## Problem details
The entries below need to be written out exactly, with no pictures included.

## Data shown
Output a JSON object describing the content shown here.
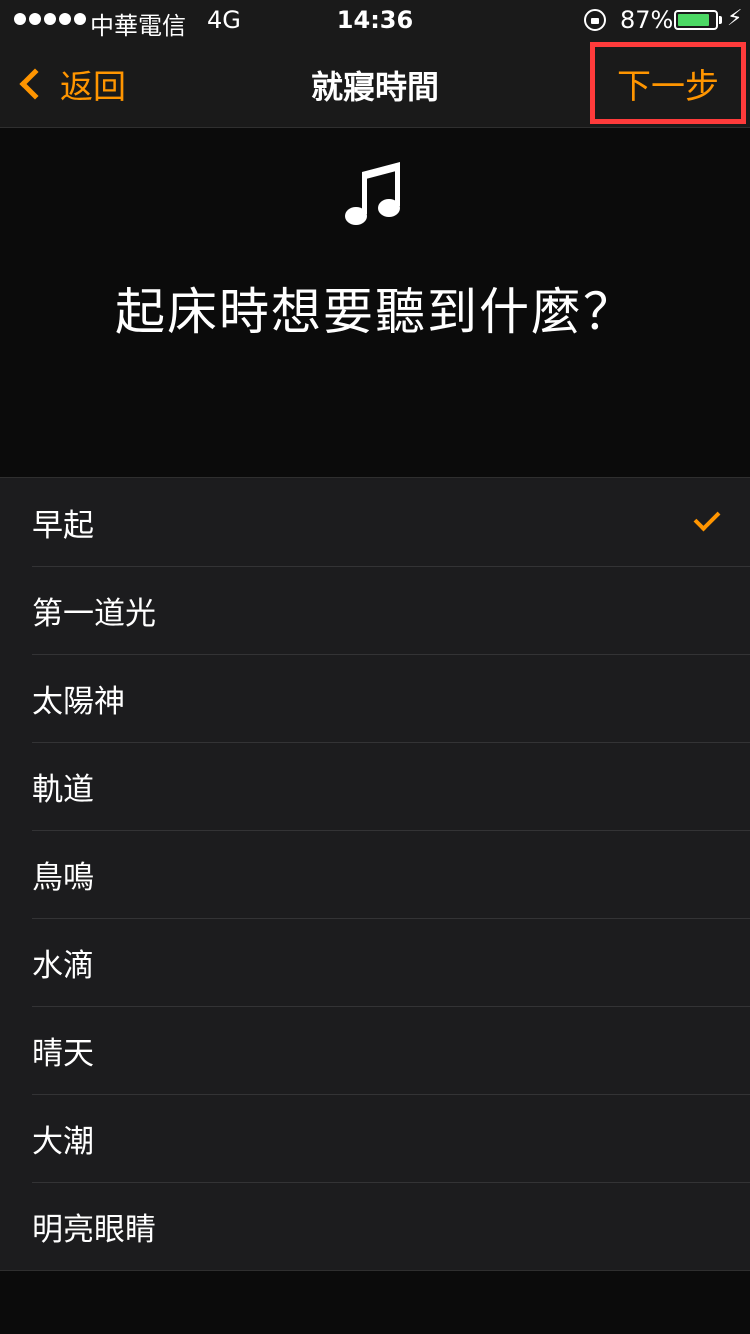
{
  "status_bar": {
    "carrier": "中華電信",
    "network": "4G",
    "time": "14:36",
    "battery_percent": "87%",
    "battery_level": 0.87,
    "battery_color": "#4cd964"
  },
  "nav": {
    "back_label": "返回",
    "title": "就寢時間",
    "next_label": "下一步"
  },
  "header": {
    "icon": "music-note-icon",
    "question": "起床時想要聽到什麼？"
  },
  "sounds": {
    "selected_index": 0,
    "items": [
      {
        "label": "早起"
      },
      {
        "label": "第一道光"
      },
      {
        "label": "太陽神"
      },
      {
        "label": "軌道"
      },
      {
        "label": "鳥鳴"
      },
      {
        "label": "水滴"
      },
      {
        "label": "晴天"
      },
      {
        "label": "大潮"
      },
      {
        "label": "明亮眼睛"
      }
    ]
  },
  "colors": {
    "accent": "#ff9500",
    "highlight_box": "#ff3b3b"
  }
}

## Answer for this exercise
Output a JSON object describing the content shown here.
{
  "status_bar": {
    "carrier": "中華電信",
    "network": "4G",
    "time": "14:36",
    "battery_percent": "87%",
    "battery_level": 0.87,
    "battery_color": "#4cd964"
  },
  "nav": {
    "back_label": "返回",
    "title": "就寢時間",
    "next_label": "下一步"
  },
  "header": {
    "icon": "music-note-icon",
    "question": "起床時想要聽到什麼？"
  },
  "sounds": {
    "selected_index": 0,
    "items": [
      {
        "label": "早起"
      },
      {
        "label": "第一道光"
      },
      {
        "label": "太陽神"
      },
      {
        "label": "軌道"
      },
      {
        "label": "鳥鳴"
      },
      {
        "label": "水滴"
      },
      {
        "label": "晴天"
      },
      {
        "label": "大潮"
      },
      {
        "label": "明亮眼睛"
      }
    ]
  },
  "colors": {
    "accent": "#ff9500",
    "highlight_box": "#ff3b3b"
  }
}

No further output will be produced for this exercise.